# ACTIVITY
What is the number of lines in the entries that contain the word "Other"? Answer with that figure alone.

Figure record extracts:
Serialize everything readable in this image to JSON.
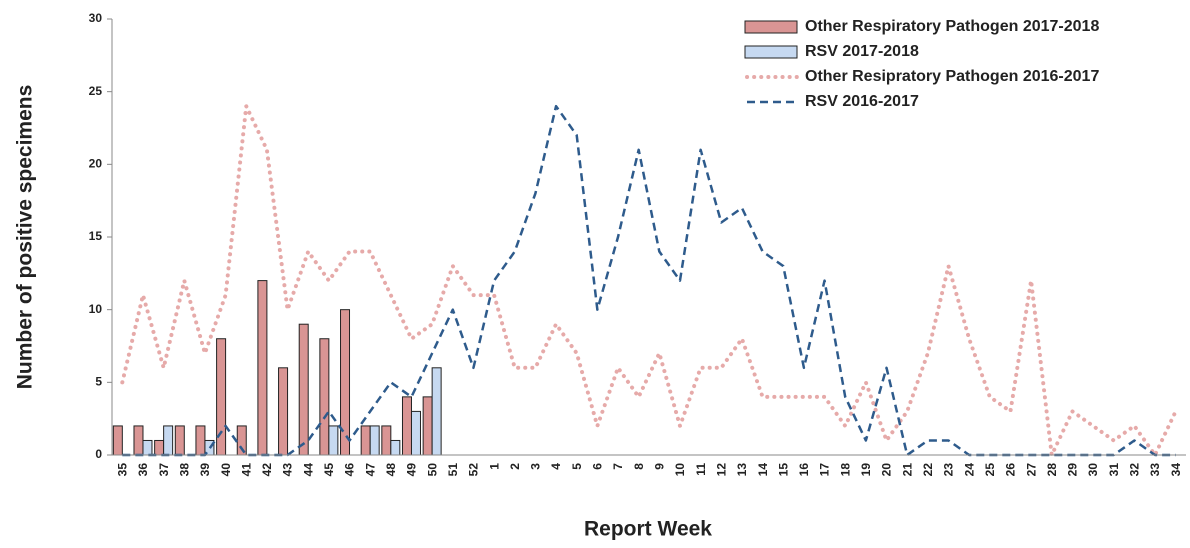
{
  "chart_data": {
    "type": "bar-line",
    "x_label": "Report Week",
    "y_label": "Number of positive specimens",
    "categories": [
      "35",
      "36",
      "37",
      "38",
      "39",
      "40",
      "41",
      "42",
      "43",
      "44",
      "45",
      "46",
      "47",
      "48",
      "49",
      "50",
      "51",
      "52",
      "1",
      "2",
      "3",
      "4",
      "5",
      "6",
      "7",
      "8",
      "9",
      "10",
      "11",
      "12",
      "13",
      "14",
      "15",
      "16",
      "17",
      "18",
      "19",
      "20",
      "21",
      "22",
      "23",
      "24",
      "25",
      "26",
      "27",
      "28",
      "29",
      "30",
      "31",
      "32",
      "33",
      "34"
    ],
    "series": [
      {
        "name": "Other Respiratory Pathogen 2017-2018",
        "kind": "bar",
        "color": "#d99594",
        "values": [
          2,
          2,
          1,
          2,
          2,
          8,
          2,
          12,
          6,
          9,
          8,
          10,
          2,
          2,
          4,
          4,
          null,
          null,
          null,
          null,
          null,
          null,
          null,
          null,
          null,
          null,
          null,
          null,
          null,
          null,
          null,
          null,
          null,
          null,
          null,
          null,
          null,
          null,
          null,
          null,
          null,
          null,
          null,
          null,
          null,
          null,
          null,
          null,
          null,
          null,
          null,
          null
        ]
      },
      {
        "name": "RSV 2017-2018",
        "kind": "bar",
        "color": "#c6d9f1",
        "values": [
          0,
          1,
          2,
          0,
          1,
          0,
          0,
          0,
          0,
          0,
          2,
          0,
          2,
          1,
          3,
          6,
          null,
          null,
          null,
          null,
          null,
          null,
          null,
          null,
          null,
          null,
          null,
          null,
          null,
          null,
          null,
          null,
          null,
          null,
          null,
          null,
          null,
          null,
          null,
          null,
          null,
          null,
          null,
          null,
          null,
          null,
          null,
          null,
          null,
          null,
          null,
          null
        ]
      },
      {
        "name": "Other Resipratory Pathogen 2016-2017",
        "kind": "dotted-line",
        "color": "#e6aaa9",
        "values": [
          5,
          11,
          6,
          12,
          7,
          11,
          24,
          21,
          10,
          14,
          12,
          14,
          14,
          11,
          8,
          9,
          13,
          11,
          11,
          6,
          6,
          9,
          7,
          2,
          6,
          4,
          7,
          2,
          6,
          6,
          8,
          4,
          4,
          4,
          4,
          2,
          5,
          1,
          3,
          7,
          13,
          8,
          4,
          3,
          12,
          0,
          3,
          2,
          1,
          2,
          0,
          3
        ]
      },
      {
        "name": "RSV 2016-2017",
        "kind": "dashed-line",
        "color": "#2e5b8c",
        "values": [
          0,
          0,
          0,
          0,
          0,
          2,
          0,
          0,
          0,
          1,
          3,
          1,
          3,
          5,
          4,
          7,
          10,
          6,
          12,
          14,
          18,
          24,
          22,
          10,
          15,
          21,
          14,
          12,
          21,
          16,
          17,
          14,
          13,
          6,
          12,
          4,
          1,
          6,
          0,
          1,
          1,
          0,
          0,
          0,
          0,
          0,
          0,
          0,
          0,
          1,
          0,
          0
        ]
      }
    ],
    "ylim": [
      0,
      30
    ],
    "yticks": [
      0,
      5,
      10,
      15,
      20,
      25,
      30
    ],
    "legend": "top-right",
    "grid": false
  }
}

# REPLY
2